▶ Given problem: Reproduce the rows from the first line through the line containing "most 100 elements.", inclusive, and leave the pictures out.

Element placement data

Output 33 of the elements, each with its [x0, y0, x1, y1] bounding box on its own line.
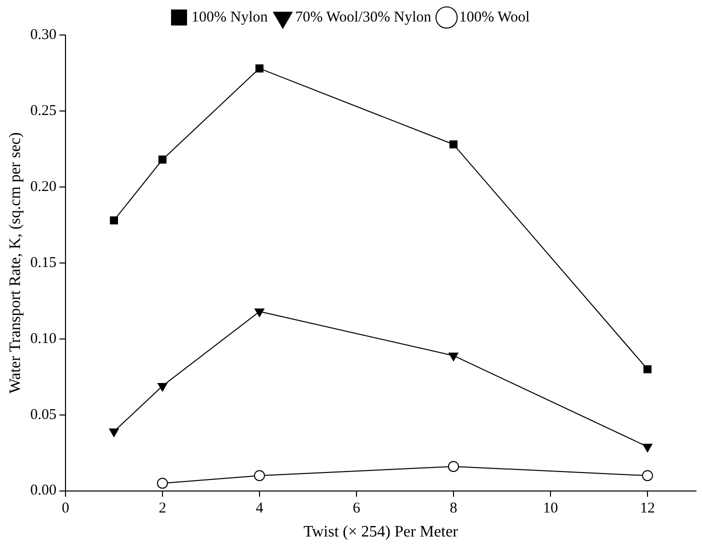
y-tick-label: 0.10	[30, 330, 56, 347]
y-tick-label: 0.15	[30, 254, 56, 271]
point	[156, 478, 168, 489]
point	[448, 352, 458, 362]
y-tick-label: 0.00	[30, 482, 56, 499]
point	[158, 156, 166, 164]
legend-label: 70% Wool/30% Nylon	[295, 9, 432, 26]
y-tick-label: 0.30	[30, 26, 56, 43]
point	[449, 140, 458, 148]
point	[448, 460, 459, 472]
x-tick-label: 2	[158, 500, 166, 517]
point	[109, 428, 119, 438]
y-tick-label: 0.25	[30, 102, 56, 119]
y-tick-label: 0.05	[30, 406, 56, 423]
point	[158, 382, 168, 392]
x-tick-label: 12	[640, 500, 655, 517]
point	[254, 308, 264, 318]
x-axis-title: Twist (× 254) Per Meter	[303, 524, 459, 541]
point	[255, 64, 264, 72]
point	[642, 444, 652, 452]
point	[110, 216, 118, 224]
y-axis-title: Water Transport Rate, K, (sq.cm per sec)	[6, 132, 24, 394]
legend-label: 100% Wool	[459, 9, 530, 26]
x-tick-label: 10	[542, 500, 558, 517]
point	[254, 470, 265, 482]
point	[643, 365, 652, 374]
x-tick-label: 0	[62, 500, 70, 517]
x-tick-label: 4	[256, 500, 264, 517]
x-tick-label: 8	[450, 500, 458, 517]
legend-label: 100% Nylon	[192, 9, 268, 26]
x-tick-label: 6	[352, 500, 361, 517]
point	[642, 470, 653, 482]
y-tick-label: 0.20	[30, 178, 56, 195]
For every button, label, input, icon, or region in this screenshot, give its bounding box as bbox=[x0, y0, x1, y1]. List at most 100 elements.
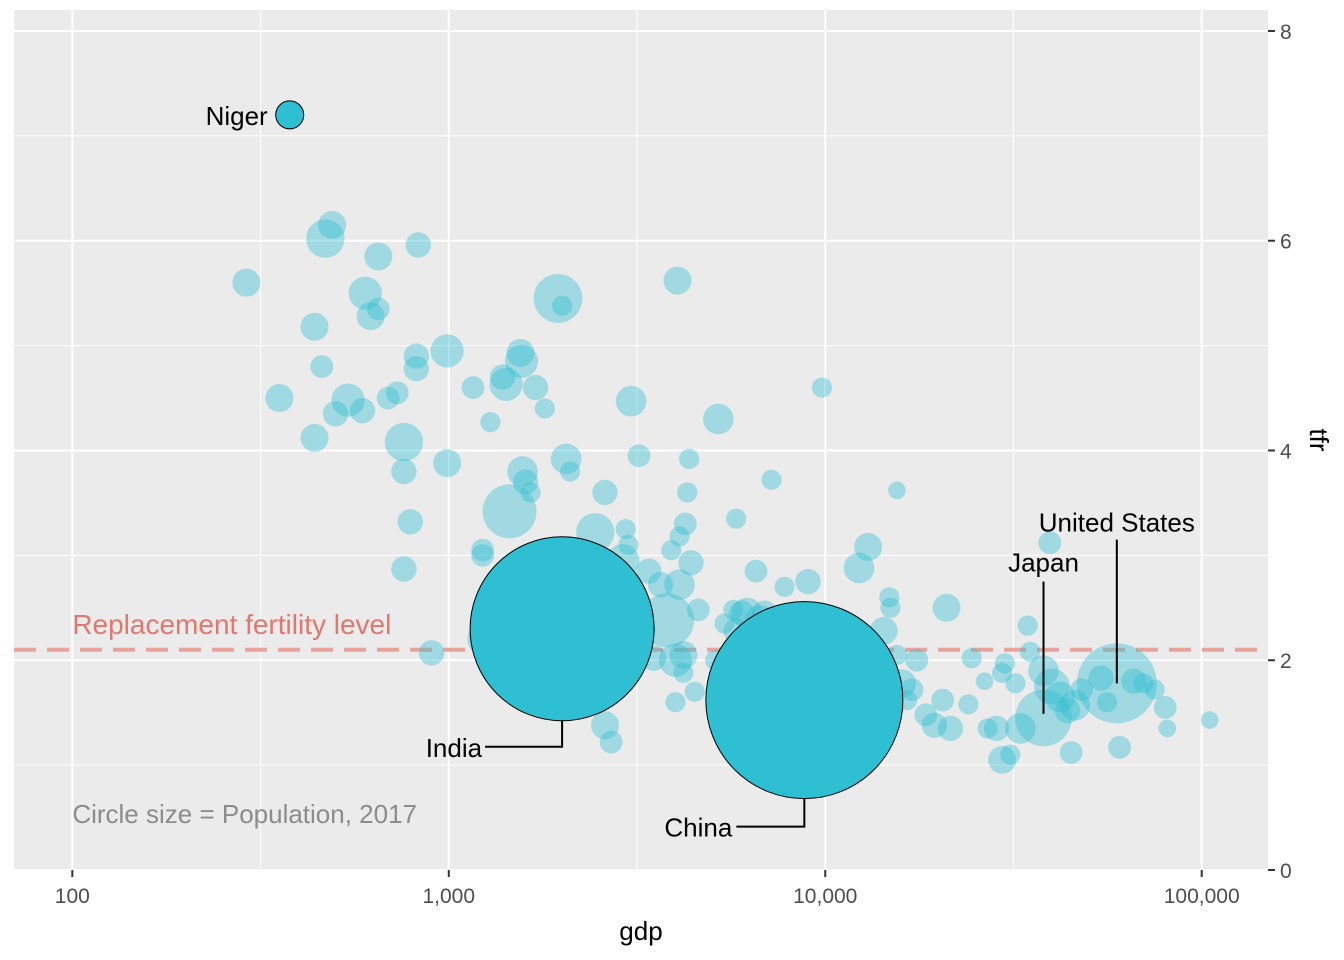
country-point bbox=[664, 569, 695, 601]
country-point bbox=[504, 344, 539, 378]
country-point bbox=[677, 482, 698, 503]
country-point bbox=[932, 593, 961, 622]
country-point bbox=[921, 712, 948, 738]
country-point bbox=[349, 397, 376, 424]
country-point bbox=[534, 398, 555, 419]
country-point bbox=[489, 364, 516, 390]
x-tick-label: 100 bbox=[55, 885, 90, 908]
leader-line bbox=[736, 798, 806, 828]
label-leader-lines bbox=[485, 539, 1118, 828]
country-point bbox=[310, 355, 334, 378]
country-point bbox=[1005, 673, 1026, 694]
country-point bbox=[931, 688, 955, 712]
country-point bbox=[306, 219, 345, 258]
country-point bbox=[1133, 673, 1154, 694]
y-tick-label: 8 bbox=[1280, 21, 1292, 44]
label-china: China bbox=[664, 813, 732, 843]
country-point bbox=[627, 444, 651, 468]
x-tick-label: 10,000 bbox=[793, 885, 857, 908]
country-point bbox=[961, 648, 982, 669]
country-point bbox=[937, 715, 964, 742]
country-point bbox=[1144, 679, 1165, 700]
x-axis-ticks: 100 1,000 10,000 100,000 bbox=[55, 870, 1240, 908]
x-tick-label: 100,000 bbox=[1164, 885, 1240, 908]
x-axis-title: gdp bbox=[619, 916, 662, 946]
country-point bbox=[384, 422, 424, 462]
country-point bbox=[703, 403, 734, 435]
highlighted-country-labels: Niger India China Japan United States bbox=[206, 101, 1195, 843]
country-point bbox=[854, 532, 883, 561]
country-point bbox=[888, 481, 906, 500]
country-point bbox=[975, 672, 994, 691]
country-point bbox=[403, 355, 430, 382]
country-point bbox=[506, 338, 535, 367]
country-point bbox=[592, 479, 618, 506]
country-point bbox=[1121, 668, 1147, 694]
country-point bbox=[265, 384, 294, 413]
country-point bbox=[433, 449, 462, 478]
country-point bbox=[385, 381, 409, 405]
y-tick-label: 0 bbox=[1280, 860, 1292, 883]
country-point bbox=[994, 653, 1015, 674]
country-point bbox=[507, 456, 538, 487]
country-point bbox=[512, 469, 539, 495]
country-point bbox=[461, 376, 485, 399]
country-point bbox=[686, 598, 710, 622]
minor-gridlines bbox=[14, 10, 1268, 870]
country-point bbox=[356, 302, 385, 331]
country-point bbox=[761, 469, 782, 490]
highlight-point-india bbox=[469, 536, 655, 722]
country-point bbox=[403, 343, 430, 369]
y-tick-label: 4 bbox=[1280, 440, 1292, 463]
country-point bbox=[726, 508, 747, 529]
country-point bbox=[366, 297, 390, 321]
country-point bbox=[1019, 641, 1041, 662]
country-point bbox=[550, 443, 582, 475]
country-point bbox=[663, 266, 692, 295]
label-niger: Niger bbox=[206, 101, 268, 131]
country-point bbox=[480, 412, 501, 433]
country-point bbox=[880, 597, 901, 618]
country-point bbox=[1038, 531, 1062, 555]
country-point bbox=[520, 482, 541, 503]
country-point bbox=[958, 694, 979, 715]
country-point bbox=[482, 484, 537, 539]
country-point bbox=[1108, 735, 1131, 759]
x-tick-label: 1,000 bbox=[422, 885, 475, 908]
country-point bbox=[1044, 681, 1076, 713]
country-point bbox=[300, 423, 329, 452]
country-point bbox=[636, 558, 662, 584]
country-point bbox=[1059, 741, 1083, 764]
y-tick-label: 2 bbox=[1280, 650, 1292, 673]
country-point bbox=[1088, 665, 1114, 691]
country-point bbox=[843, 552, 875, 584]
circle-size-caption: Circle size = Population, 2017 bbox=[72, 799, 417, 829]
country-point bbox=[1070, 678, 1094, 702]
country-point bbox=[774, 576, 795, 597]
country-point bbox=[714, 613, 735, 634]
country-point bbox=[522, 374, 549, 401]
country-point bbox=[615, 385, 647, 417]
country-point bbox=[430, 334, 464, 368]
country-point bbox=[591, 711, 620, 740]
country-point bbox=[391, 556, 417, 582]
country-point bbox=[1054, 697, 1081, 724]
replacement-fertility-label: Replacement fertility level bbox=[72, 609, 391, 640]
country-point bbox=[673, 512, 697, 536]
leader-line bbox=[485, 720, 564, 748]
country-point bbox=[1096, 692, 1118, 713]
country-point bbox=[900, 678, 924, 702]
country-point bbox=[1153, 696, 1177, 719]
country-point bbox=[615, 519, 636, 540]
country-point bbox=[684, 681, 705, 702]
label-japan: Japan bbox=[1008, 548, 1079, 578]
highlight-point-china bbox=[705, 601, 904, 800]
y-axis-title: tfr bbox=[1304, 428, 1334, 451]
country-point bbox=[232, 268, 261, 297]
country-point bbox=[397, 509, 423, 535]
country-point bbox=[559, 461, 581, 482]
label-united-states: United States bbox=[1039, 508, 1195, 538]
country-point bbox=[318, 211, 347, 239]
country-point bbox=[669, 526, 690, 547]
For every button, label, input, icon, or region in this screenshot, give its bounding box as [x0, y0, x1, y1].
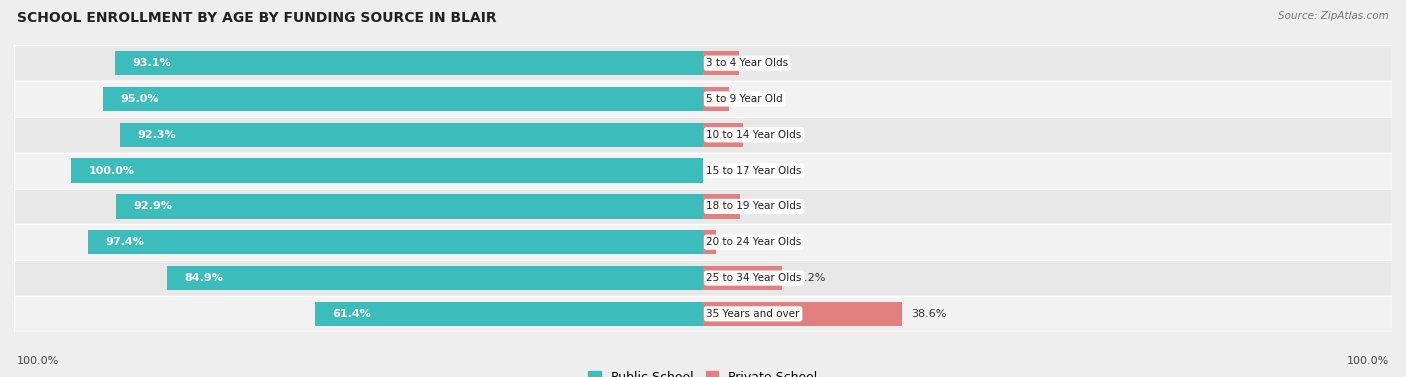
- Bar: [14, 45, 1392, 81]
- Bar: [120, 123, 703, 147]
- Bar: [703, 123, 742, 147]
- Text: 61.4%: 61.4%: [332, 309, 371, 319]
- Bar: [117, 194, 703, 219]
- Bar: [14, 117, 1392, 153]
- Text: 92.3%: 92.3%: [138, 130, 176, 140]
- Bar: [72, 158, 703, 183]
- Bar: [14, 224, 1392, 260]
- Bar: [315, 302, 703, 326]
- Text: 97.4%: 97.4%: [105, 237, 143, 247]
- Text: 5.0%: 5.0%: [738, 94, 766, 104]
- Bar: [703, 302, 903, 326]
- Bar: [14, 260, 1392, 296]
- Text: 35 Years and over: 35 Years and over: [706, 309, 800, 319]
- Text: 6.9%: 6.9%: [748, 58, 776, 68]
- Bar: [14, 153, 1392, 188]
- Text: 25 to 34 Year Olds: 25 to 34 Year Olds: [706, 273, 801, 283]
- Text: 38.6%: 38.6%: [911, 309, 948, 319]
- Text: Source: ZipAtlas.com: Source: ZipAtlas.com: [1278, 11, 1389, 21]
- Bar: [14, 81, 1392, 117]
- Text: 100.0%: 100.0%: [1347, 356, 1389, 366]
- Text: 20 to 24 Year Olds: 20 to 24 Year Olds: [706, 237, 801, 247]
- Bar: [89, 230, 703, 254]
- Text: 7.7%: 7.7%: [752, 130, 780, 140]
- Bar: [167, 266, 703, 290]
- Text: 0.0%: 0.0%: [713, 166, 741, 176]
- Bar: [703, 51, 738, 75]
- Bar: [703, 87, 728, 111]
- Text: 92.9%: 92.9%: [134, 201, 173, 211]
- Bar: [703, 230, 717, 254]
- Text: 18 to 19 Year Olds: 18 to 19 Year Olds: [706, 201, 801, 211]
- Bar: [703, 194, 740, 219]
- Text: 2.6%: 2.6%: [725, 237, 754, 247]
- Text: SCHOOL ENROLLMENT BY AGE BY FUNDING SOURCE IN BLAIR: SCHOOL ENROLLMENT BY AGE BY FUNDING SOUR…: [17, 11, 496, 25]
- Bar: [103, 87, 703, 111]
- Text: 100.0%: 100.0%: [17, 356, 59, 366]
- Text: 84.9%: 84.9%: [184, 273, 224, 283]
- Text: 93.1%: 93.1%: [132, 58, 172, 68]
- Bar: [115, 51, 703, 75]
- Text: 5 to 9 Year Old: 5 to 9 Year Old: [706, 94, 783, 104]
- Text: 15.2%: 15.2%: [790, 273, 827, 283]
- Bar: [14, 188, 1392, 224]
- Text: 95.0%: 95.0%: [121, 94, 159, 104]
- Legend: Public School, Private School: Public School, Private School: [583, 366, 823, 377]
- Text: 15 to 17 Year Olds: 15 to 17 Year Olds: [706, 166, 801, 176]
- Bar: [14, 296, 1392, 332]
- Text: 7.1%: 7.1%: [749, 201, 778, 211]
- Text: 10 to 14 Year Olds: 10 to 14 Year Olds: [706, 130, 801, 140]
- Text: 100.0%: 100.0%: [89, 166, 135, 176]
- Bar: [703, 266, 782, 290]
- Text: 3 to 4 Year Olds: 3 to 4 Year Olds: [706, 58, 789, 68]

▶ Problem solution:
Output 33 of the elements, each with its [x0, y0, x1, y1] bounding box on its own line.
y-tick-label: 0.10	[30, 330, 56, 347]
y-tick-label: 0.15	[30, 254, 56, 271]
point	[156, 478, 168, 489]
point	[448, 352, 458, 362]
y-tick-label: 0.00	[30, 482, 56, 499]
point	[158, 156, 166, 164]
legend-label: 70% Wool/30% Nylon	[295, 9, 432, 26]
y-tick-label: 0.30	[30, 26, 56, 43]
point	[449, 140, 458, 148]
point	[448, 460, 459, 472]
x-tick-label: 2	[158, 500, 166, 517]
point	[109, 428, 119, 438]
y-tick-label: 0.25	[30, 102, 56, 119]
y-tick-label: 0.05	[30, 406, 56, 423]
point	[158, 382, 168, 392]
x-tick-label: 12	[640, 500, 655, 517]
point	[254, 308, 264, 318]
x-axis-title: Twist (× 254) Per Meter	[303, 524, 459, 541]
point	[255, 64, 264, 72]
point	[642, 444, 652, 452]
point	[110, 216, 118, 224]
y-axis-title: Water Transport Rate, K, (sq.cm per sec)	[6, 132, 24, 394]
legend-label: 100% Wool	[459, 9, 530, 26]
x-tick-label: 10	[542, 500, 558, 517]
point	[254, 470, 265, 482]
point	[643, 365, 652, 374]
x-tick-label: 0	[62, 500, 70, 517]
x-tick-label: 4	[256, 500, 264, 517]
x-tick-label: 8	[450, 500, 458, 517]
legend-label: 100% Nylon	[192, 9, 268, 26]
x-tick-label: 6	[352, 500, 361, 517]
point	[642, 470, 653, 482]
y-tick-label: 0.20	[30, 178, 56, 195]
For every button, label, input, icon, or region in this screenshot, give its bounding box as bbox=[x0, y0, x1, y1]. List at most 100 elements.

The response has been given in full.